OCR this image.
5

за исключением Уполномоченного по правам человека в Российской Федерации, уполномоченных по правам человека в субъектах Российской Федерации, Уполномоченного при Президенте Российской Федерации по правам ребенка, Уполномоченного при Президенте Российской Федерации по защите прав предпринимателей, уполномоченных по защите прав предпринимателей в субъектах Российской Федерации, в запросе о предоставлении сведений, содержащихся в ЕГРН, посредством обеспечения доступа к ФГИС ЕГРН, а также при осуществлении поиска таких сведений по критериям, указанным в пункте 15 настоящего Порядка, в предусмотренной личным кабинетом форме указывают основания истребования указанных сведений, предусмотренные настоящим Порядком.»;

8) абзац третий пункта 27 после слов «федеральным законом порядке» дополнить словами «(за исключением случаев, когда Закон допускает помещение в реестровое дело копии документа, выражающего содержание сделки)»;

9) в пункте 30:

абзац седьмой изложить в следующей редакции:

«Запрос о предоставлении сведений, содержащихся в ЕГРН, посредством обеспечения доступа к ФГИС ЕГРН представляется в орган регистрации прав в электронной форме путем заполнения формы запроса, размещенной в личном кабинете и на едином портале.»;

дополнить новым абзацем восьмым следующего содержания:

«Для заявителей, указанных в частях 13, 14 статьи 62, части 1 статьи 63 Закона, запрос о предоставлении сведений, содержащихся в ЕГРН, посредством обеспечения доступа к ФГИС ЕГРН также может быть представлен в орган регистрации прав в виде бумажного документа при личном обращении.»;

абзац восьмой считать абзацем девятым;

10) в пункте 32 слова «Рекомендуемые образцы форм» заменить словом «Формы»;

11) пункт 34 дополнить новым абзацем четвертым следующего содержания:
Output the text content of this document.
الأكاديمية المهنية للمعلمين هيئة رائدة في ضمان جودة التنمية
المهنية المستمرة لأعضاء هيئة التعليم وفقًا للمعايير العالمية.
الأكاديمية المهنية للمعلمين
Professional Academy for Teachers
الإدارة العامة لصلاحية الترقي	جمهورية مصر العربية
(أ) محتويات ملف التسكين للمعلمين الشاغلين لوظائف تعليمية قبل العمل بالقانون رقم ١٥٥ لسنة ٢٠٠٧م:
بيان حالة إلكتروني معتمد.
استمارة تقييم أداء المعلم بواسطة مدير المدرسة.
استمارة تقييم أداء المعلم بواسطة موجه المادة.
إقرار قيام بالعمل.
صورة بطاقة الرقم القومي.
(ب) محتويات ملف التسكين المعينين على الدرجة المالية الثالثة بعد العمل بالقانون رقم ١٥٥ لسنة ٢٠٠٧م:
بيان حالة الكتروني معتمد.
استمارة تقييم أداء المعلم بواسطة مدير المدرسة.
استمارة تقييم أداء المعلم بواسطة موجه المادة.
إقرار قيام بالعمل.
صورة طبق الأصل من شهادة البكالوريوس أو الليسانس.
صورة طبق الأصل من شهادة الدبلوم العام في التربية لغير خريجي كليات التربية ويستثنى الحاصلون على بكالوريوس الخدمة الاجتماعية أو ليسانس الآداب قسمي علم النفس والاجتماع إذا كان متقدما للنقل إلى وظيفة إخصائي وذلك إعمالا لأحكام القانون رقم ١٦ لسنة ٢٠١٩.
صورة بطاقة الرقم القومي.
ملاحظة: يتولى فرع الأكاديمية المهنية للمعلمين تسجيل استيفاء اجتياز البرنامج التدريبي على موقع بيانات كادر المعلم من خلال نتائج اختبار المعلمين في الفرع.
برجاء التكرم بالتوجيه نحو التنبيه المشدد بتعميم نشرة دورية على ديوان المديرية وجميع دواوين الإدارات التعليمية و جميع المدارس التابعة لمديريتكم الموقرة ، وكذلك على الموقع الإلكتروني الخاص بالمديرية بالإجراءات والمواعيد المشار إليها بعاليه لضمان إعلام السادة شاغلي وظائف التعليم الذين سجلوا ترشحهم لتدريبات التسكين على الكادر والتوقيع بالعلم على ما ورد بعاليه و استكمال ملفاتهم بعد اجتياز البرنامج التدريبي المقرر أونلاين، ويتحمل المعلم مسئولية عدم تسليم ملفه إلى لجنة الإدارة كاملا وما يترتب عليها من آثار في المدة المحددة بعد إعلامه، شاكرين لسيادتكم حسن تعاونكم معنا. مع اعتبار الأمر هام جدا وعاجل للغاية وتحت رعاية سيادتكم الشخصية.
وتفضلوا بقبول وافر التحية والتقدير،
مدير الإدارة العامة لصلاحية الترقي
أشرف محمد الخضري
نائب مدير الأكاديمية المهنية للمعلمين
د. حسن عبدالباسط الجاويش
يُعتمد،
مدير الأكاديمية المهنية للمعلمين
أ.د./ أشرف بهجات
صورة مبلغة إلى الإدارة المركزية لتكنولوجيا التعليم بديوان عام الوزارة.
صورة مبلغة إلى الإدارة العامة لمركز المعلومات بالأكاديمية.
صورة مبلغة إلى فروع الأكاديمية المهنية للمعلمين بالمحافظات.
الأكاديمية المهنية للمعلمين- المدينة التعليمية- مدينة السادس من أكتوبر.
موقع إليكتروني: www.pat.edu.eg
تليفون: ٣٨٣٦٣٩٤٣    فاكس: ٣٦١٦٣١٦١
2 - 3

* [OBJECTIVE]: Each line with the string "содержания" in it needs to be found and copied.

* [EXERCISE OUTPUT]:
дополнить новым абзацем восьмым следующего содержания:
11) пункт 34 дополнить новым абзацем четвертым следующего содержания:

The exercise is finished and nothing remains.